## [Request]
Skip the pictures and extract all of the lines exactly as written.

(Figure collection entries)
.....

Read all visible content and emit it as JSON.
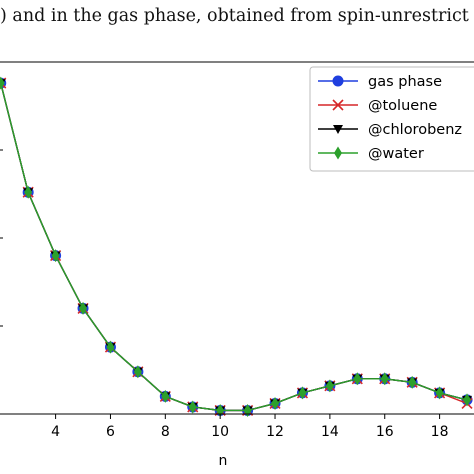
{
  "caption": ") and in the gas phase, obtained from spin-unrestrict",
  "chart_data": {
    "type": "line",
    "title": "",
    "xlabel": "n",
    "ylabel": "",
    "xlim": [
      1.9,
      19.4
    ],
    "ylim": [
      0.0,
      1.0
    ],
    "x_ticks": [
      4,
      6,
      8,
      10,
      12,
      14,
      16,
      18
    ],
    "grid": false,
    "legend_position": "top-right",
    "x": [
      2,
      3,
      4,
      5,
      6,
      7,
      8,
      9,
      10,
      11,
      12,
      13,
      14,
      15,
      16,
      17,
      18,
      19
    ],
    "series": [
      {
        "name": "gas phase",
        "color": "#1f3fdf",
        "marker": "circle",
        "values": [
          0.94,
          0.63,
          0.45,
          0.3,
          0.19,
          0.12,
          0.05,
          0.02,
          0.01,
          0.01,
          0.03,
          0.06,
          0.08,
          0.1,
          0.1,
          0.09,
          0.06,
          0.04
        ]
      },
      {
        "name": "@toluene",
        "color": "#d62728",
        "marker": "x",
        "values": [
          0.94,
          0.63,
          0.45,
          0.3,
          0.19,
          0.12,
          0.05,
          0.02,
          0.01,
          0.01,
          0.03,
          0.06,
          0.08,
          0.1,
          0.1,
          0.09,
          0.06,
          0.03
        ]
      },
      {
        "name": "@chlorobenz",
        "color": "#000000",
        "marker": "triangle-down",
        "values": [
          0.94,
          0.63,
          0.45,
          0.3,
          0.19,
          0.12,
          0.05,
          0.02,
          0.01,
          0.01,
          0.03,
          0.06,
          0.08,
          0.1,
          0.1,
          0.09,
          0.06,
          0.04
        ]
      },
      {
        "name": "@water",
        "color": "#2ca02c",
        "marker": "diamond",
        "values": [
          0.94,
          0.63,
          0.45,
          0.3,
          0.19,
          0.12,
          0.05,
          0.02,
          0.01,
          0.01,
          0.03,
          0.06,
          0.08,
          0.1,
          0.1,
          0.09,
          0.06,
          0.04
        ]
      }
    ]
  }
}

.....

## [Output for this exercise]
Read all visible content and emit it as JSON.
{
  "caption": ") and in the gas phase, obtained from spin-unrestrict",
  "chart_data": {
    "type": "line",
    "title": "",
    "xlabel": "n",
    "ylabel": "",
    "xlim": [
      1.9,
      19.4
    ],
    "ylim": [
      0.0,
      1.0
    ],
    "x_ticks": [
      4,
      6,
      8,
      10,
      12,
      14,
      16,
      18
    ],
    "grid": false,
    "legend_position": "top-right",
    "x": [
      2,
      3,
      4,
      5,
      6,
      7,
      8,
      9,
      10,
      11,
      12,
      13,
      14,
      15,
      16,
      17,
      18,
      19
    ],
    "series": [
      {
        "name": "gas phase",
        "color": "#1f3fdf",
        "marker": "circle",
        "values": [
          0.94,
          0.63,
          0.45,
          0.3,
          0.19,
          0.12,
          0.05,
          0.02,
          0.01,
          0.01,
          0.03,
          0.06,
          0.08,
          0.1,
          0.1,
          0.09,
          0.06,
          0.04
        ]
      },
      {
        "name": "@toluene",
        "color": "#d62728",
        "marker": "x",
        "values": [
          0.94,
          0.63,
          0.45,
          0.3,
          0.19,
          0.12,
          0.05,
          0.02,
          0.01,
          0.01,
          0.03,
          0.06,
          0.08,
          0.1,
          0.1,
          0.09,
          0.06,
          0.03
        ]
      },
      {
        "name": "@chlorobenz",
        "color": "#000000",
        "marker": "triangle-down",
        "values": [
          0.94,
          0.63,
          0.45,
          0.3,
          0.19,
          0.12,
          0.05,
          0.02,
          0.01,
          0.01,
          0.03,
          0.06,
          0.08,
          0.1,
          0.1,
          0.09,
          0.06,
          0.04
        ]
      },
      {
        "name": "@water",
        "color": "#2ca02c",
        "marker": "diamond",
        "values": [
          0.94,
          0.63,
          0.45,
          0.3,
          0.19,
          0.12,
          0.05,
          0.02,
          0.01,
          0.01,
          0.03,
          0.06,
          0.08,
          0.1,
          0.1,
          0.09,
          0.06,
          0.04
        ]
      }
    ]
  }
}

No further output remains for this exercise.